# READING PASSAGE
____________

Alternatively, the guide pins can be surface-mounted on the first
circuit board, which surface-mounted guide pins are inserted in
guide holes in the first or second casing element, 9 and 10
respectively, in order to save processing costs when manufacturing
the first and the second casing elements, 9, 10. In order to avoid
the insulators 31 interfering with circuits and components on the
first circuit board 37, to reduce direct heating up of the first
circuit board 37, and to allow the insulators 31 to be replaced
without removing the first circuit board 37, the first circuit
board 37 is a shape that means that it does not cover the
insulators 31, but instead has an outer contour that partially
follows the screening walls 36. However, the first circuit board 37
covers the four recesses 34 for the conductors 30 in such a way
that four current sensors 41 in the form of directional connectors,
such as directional couplers, that are surface mounted on the first
circuit board 37, are placed in such a way that the directional
connectors are each located in their respective recess 34 at a
particular distance from the conductors 30 running in the
respective recess 34. When current/power is passed through one of
the conductors 30, a magnetic field is generated around the
conductor 30 and variations in this magnetic field create through
inductance a current in the corresponding directional connector,
which then detects by a measurement of the size and direction of
the current/power in the conductor 30 if the current is going in a
particular direction. The first circuit board 37 also comprises
surface-mounted temperature sensors 42 that detect the temperature
of the first casing 8. The input devices 32 comprise an
electrically conductive loop 43 and a dielectric part 44. The input
devices 32 are partially housed in and attached to the first casing
8 by being partially inserted through a first group of openings 45
in a back surface 46 of the second casing element 10 during
assembly, so that only a part of each input device 32 protrudes
from the back surface 46 in a direction away from the front surface
12. The design of the input devices 32 does not need to be
described in greater detail, as their detailed design is not
associated with the present invention. The first casing element 9
comprises a first elongated through-hole 47 for taking a connecting
circuit board 48 that is intended to be connected to circuits in
the first circuit board 37. This is discussed in greater detail
later in connection with FIG. 9.

____________

# RECORDED INFORMATION
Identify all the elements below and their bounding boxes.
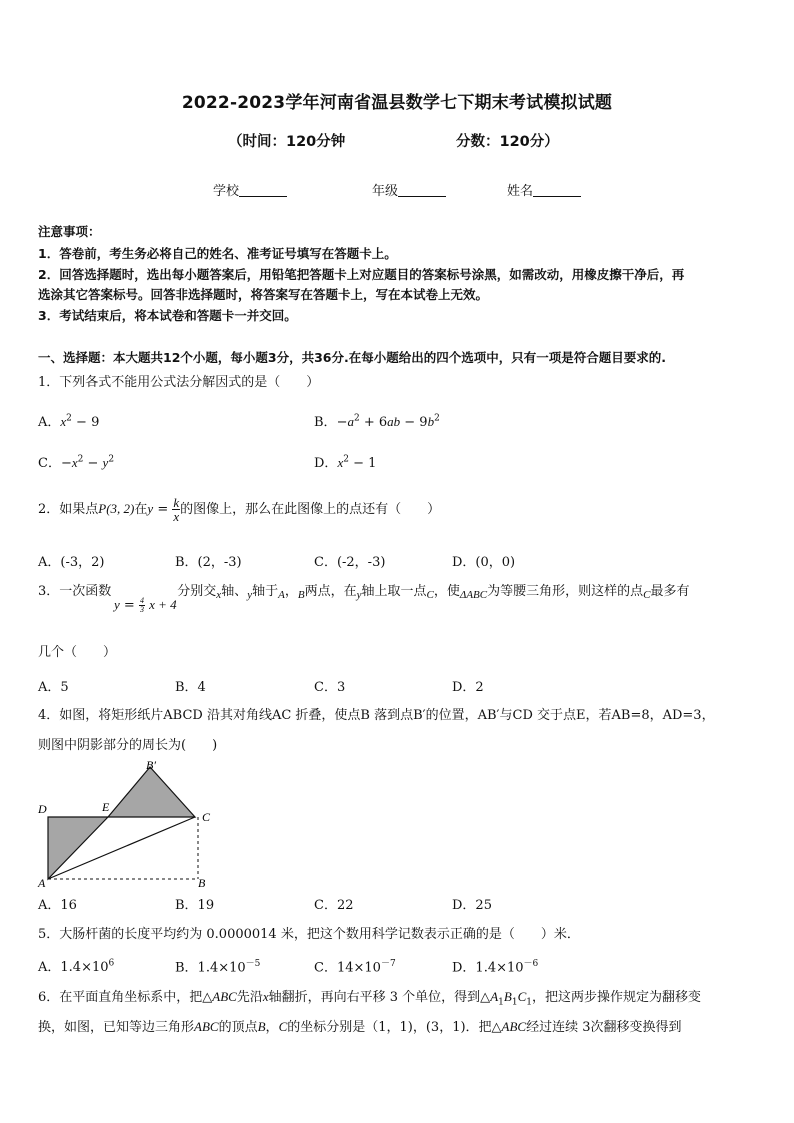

____________

# WRITTEN TASKS
1. According to the casing description, why is the first circuit board 37 shaped so that it does not cover the insulators 31? List every reason it gives.
2. Write the next passage of the casing description, picking up after its final sentence.

# EXPECTED OUTPUTS
1.
- To avoid the insulators 31 interfering with circuits and components on the first circuit board 37
- To reduce direct heating up of the first circuit board 37
- To allow the insulators 31 to be replaced without removing the first circuit board 37

2.
[0062] As the first unit is mounted on the second unit, the part of
the input devices 32 that is outside the first casing 8 is inserted
into the second casing 14 through an opening 49 for receiving the
input devices in the cover for each input device 32, where the
openings 49 for receiving the input devices each lead into a
respective cavity 33. This is shown in FIG. 5, where the first
casing 8 is not shown in cross section, while the second casing 14
is sectioned longitudinally at the openings 49 for receiving the
input devices. FIG. 5 also shows that the second casing 14
comprises the four cavities 33 with one dielectric resonator 50
each, where each resonator 50 is fixed in its cavity 33 by means of
a lower and an upper dielectric support, 51 and 52 respectively.
This also shows two essentially straight channels 53 that are
formed on the side of the second casing element 10 that is provided
with cooling fins. The channels 53 have a first end at the front 12
of the second casing element 10 and extend towards the back 46 of
the second casing element 10. A second end of each of the channels
53 terminates at a respective step 54 before the back 46 of the
second casing element 10 is reached.
[0063] FIG. 6 shows in simplified form a part of a second
longitudinal section of the second unit. It is to be understood
that the three cavities 33 that are not shown in this section
comprise essentially identical elements to the cavities 33 shown.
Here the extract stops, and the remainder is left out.